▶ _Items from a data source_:
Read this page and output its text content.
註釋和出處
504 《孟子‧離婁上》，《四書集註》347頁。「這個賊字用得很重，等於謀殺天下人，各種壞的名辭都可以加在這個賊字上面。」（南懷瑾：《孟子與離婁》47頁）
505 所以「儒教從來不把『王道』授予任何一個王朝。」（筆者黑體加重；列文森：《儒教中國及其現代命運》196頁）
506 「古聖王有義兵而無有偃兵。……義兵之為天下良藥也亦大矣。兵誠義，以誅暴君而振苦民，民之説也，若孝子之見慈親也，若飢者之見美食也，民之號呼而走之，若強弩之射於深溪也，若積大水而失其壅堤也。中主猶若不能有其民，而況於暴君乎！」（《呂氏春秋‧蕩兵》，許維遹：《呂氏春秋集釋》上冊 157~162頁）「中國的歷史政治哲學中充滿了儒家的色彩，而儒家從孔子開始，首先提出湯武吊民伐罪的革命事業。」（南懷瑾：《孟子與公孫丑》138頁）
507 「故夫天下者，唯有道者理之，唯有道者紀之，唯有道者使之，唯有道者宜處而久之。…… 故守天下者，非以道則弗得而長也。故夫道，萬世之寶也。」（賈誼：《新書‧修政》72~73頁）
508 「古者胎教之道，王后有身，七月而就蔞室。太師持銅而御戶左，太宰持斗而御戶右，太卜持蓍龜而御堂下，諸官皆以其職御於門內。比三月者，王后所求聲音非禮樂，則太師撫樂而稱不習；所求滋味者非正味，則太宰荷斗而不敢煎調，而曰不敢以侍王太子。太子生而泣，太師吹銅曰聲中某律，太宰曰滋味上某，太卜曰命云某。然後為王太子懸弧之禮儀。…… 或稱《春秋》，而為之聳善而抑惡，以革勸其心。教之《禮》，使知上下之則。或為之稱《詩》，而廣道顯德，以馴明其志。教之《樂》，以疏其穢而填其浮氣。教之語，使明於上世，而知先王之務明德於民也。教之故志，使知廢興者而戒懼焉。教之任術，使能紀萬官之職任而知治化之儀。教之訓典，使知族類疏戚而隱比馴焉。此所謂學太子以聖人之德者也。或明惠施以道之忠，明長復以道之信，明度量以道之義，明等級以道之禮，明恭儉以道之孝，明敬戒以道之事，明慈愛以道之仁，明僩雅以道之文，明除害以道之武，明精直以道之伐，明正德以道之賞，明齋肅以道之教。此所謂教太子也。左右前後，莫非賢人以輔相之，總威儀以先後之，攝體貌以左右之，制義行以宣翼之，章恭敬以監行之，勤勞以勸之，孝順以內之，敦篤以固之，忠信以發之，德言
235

▶ _AIM_: Give an exact repetition of all the material.

▶ _FINISHED TASK_:
Read this page and output its text content.
註釋和出處
504 《孟子‧離婁上》，《四書集註》347頁。「這個賊字用得很重，等於謀殺天下人，各種壞的名辭都可以加在這個賊字上面。」（南懷瑾：《孟子與離婁》47頁）
505 所以「儒教從來不把『王道』授予任何一個王朝。」（筆者黑體加重；列文森：《儒教中國及其現代命運》196頁）
506 「古聖王有義兵而無有偃兵。……義兵之為天下良藥也亦大矣。兵誠義，以誅暴君而振苦民，民之説也，若孝子之見慈親也，若飢者之見美食也，民之號呼而走之，若強弩之射於深溪也，若積大水而失其壅堤也。中主猶若不能有其民，而況於暴君乎！」（《呂氏春秋‧蕩兵》，許維遹：《呂氏春秋集釋》上冊 157~162頁）「中國的歷史政治哲學中充滿了儒家的色彩，而儒家從孔子開始，首先提出湯武吊民伐罪的革命事業。」（南懷瑾：《孟子與公孫丑》138頁）
507 「故夫天下者，唯有道者理之，唯有道者紀之，唯有道者使之，唯有道者宜處而久之。…… 故守天下者，非以道則弗得而長也。故夫道，萬世之寶也。」（賈誼：《新書‧修政》72~73頁）
508 「古者胎教之道，王后有身，七月而就蔞室。太師持銅而御戶左，太宰持斗而御戶右，太卜持蓍龜而御堂下，諸官皆以其職御於門內。比三月者，王后所求聲音非禮樂，則太師撫樂而稱不習；所求滋味者非正味，則太宰荷斗而不敢煎調，而曰不敢以侍王太子。太子生而泣，太師吹銅曰聲中某律，太宰曰滋味上某，太卜曰命云某。然後為王太子懸弧之禮儀。…… 或稱《春秋》，而為之聳善而抑惡，以革勸其心。教之《禮》，使知上下之則。或為之稱《詩》，而廣道顯德，以馴明其志。教之《樂》，以疏其穢而填其浮氣。教之語，使明於上世，而知先王之務明德於民也。教之故志，使知廢興者而戒懼焉。教之任術，使能紀萬官之職任而知治化之儀。教之訓典，使知族類疏戚而隱比馴焉。此所謂學太子以聖人之德者也。或明惠施以道之忠，明長復以道之信，明度量以道之義，明等級以道之禮，明恭儉以道之孝，明敬戒以道之事，明慈愛以道之仁，明僩雅以道之文，明除害以道之武，明精直以道之伐，明正德以道之賞，明齋肅以道之教。此所謂教太子也。左右前後，莫非賢人以輔相之，總威儀以先後之，攝體貌以左右之，制義行以宣翼之，章恭敬以監行之，勤勞以勸之，孝順以內之，敦篤以固之，忠信以發之，德言
235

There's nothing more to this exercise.